(Some records)
################

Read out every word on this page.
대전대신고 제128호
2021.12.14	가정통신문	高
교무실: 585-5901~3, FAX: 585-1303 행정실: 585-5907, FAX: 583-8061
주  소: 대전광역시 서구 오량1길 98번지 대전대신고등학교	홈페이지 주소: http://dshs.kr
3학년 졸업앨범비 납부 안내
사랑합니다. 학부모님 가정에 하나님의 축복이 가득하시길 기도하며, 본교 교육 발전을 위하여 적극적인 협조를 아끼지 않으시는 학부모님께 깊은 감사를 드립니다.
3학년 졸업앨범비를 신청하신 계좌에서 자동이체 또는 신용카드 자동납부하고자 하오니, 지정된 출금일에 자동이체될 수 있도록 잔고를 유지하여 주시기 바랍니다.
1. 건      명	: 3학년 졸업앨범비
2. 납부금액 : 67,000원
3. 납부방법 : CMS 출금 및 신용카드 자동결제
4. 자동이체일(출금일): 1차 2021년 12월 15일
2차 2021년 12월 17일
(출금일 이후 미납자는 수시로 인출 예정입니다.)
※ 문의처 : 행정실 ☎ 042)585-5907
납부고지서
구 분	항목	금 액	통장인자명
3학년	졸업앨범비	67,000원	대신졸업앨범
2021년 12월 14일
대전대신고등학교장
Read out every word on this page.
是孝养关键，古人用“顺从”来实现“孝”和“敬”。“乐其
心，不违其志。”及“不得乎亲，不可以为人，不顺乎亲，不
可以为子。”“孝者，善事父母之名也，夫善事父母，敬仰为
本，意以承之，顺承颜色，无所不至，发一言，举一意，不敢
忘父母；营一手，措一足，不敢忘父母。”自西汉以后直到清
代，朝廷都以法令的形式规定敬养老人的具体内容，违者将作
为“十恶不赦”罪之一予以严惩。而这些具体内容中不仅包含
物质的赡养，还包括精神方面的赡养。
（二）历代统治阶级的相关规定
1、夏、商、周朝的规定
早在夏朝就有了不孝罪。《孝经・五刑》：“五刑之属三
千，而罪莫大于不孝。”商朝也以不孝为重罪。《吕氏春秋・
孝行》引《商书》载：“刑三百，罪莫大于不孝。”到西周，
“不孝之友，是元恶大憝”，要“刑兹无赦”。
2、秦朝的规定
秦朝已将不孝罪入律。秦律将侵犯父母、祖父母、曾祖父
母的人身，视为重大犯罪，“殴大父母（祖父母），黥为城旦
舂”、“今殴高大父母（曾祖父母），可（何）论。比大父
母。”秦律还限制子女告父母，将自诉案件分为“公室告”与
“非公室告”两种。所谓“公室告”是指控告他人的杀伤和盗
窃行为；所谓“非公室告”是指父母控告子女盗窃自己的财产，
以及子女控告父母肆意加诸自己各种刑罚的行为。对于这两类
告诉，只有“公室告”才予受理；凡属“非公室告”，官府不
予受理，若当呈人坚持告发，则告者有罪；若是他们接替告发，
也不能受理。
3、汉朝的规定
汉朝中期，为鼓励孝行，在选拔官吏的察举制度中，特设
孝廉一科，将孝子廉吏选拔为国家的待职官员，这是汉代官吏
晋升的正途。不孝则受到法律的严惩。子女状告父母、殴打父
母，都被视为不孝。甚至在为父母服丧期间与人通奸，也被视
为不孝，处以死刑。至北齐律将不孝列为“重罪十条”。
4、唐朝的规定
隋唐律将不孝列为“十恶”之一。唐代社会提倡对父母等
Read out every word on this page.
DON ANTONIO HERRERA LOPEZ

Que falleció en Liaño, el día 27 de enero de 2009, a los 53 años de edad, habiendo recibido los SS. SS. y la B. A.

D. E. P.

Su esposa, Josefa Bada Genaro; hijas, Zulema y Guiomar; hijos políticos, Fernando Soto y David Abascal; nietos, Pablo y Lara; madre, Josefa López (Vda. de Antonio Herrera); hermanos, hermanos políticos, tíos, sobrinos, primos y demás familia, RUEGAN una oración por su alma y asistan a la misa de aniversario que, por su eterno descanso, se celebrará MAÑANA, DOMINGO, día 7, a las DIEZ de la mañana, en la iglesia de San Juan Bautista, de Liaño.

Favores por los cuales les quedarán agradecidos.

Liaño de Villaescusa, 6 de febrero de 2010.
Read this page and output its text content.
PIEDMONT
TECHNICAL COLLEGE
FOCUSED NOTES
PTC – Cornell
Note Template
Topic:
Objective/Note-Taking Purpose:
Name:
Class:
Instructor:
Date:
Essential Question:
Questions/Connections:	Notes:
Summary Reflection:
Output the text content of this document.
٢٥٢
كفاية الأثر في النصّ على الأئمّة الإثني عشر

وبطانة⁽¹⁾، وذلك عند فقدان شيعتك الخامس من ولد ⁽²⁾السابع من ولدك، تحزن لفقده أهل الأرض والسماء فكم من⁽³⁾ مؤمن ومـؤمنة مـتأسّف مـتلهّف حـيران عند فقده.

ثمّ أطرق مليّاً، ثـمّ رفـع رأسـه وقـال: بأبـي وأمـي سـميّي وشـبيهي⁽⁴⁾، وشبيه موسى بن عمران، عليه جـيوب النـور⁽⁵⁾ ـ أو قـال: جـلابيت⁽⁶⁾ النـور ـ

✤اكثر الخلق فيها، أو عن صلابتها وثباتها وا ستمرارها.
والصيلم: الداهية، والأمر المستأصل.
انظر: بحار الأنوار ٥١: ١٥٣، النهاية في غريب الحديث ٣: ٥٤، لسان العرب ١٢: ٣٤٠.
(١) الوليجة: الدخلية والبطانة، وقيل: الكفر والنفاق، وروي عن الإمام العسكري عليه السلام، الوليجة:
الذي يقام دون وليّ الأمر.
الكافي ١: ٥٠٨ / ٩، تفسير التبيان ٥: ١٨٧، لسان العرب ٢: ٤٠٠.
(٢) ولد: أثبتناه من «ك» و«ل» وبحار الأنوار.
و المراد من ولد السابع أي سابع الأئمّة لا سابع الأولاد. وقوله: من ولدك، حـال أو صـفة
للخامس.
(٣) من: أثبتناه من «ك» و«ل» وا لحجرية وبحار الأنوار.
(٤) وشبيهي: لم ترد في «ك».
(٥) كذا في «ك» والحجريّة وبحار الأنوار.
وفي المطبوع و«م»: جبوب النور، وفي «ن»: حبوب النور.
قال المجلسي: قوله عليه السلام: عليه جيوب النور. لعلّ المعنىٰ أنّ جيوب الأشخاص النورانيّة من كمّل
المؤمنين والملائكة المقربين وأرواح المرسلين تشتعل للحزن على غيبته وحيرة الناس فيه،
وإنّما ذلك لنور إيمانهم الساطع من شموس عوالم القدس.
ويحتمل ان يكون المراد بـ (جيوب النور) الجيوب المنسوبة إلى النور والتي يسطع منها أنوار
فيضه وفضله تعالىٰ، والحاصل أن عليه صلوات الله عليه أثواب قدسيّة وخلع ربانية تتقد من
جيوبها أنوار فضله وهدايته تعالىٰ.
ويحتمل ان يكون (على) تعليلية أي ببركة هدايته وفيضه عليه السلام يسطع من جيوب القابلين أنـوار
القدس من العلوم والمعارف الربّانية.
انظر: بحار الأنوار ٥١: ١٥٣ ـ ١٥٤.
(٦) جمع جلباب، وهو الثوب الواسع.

################

Out of the material above, gather each line where "content" appears.

Read this page and output its text content.
Output the text content of this document.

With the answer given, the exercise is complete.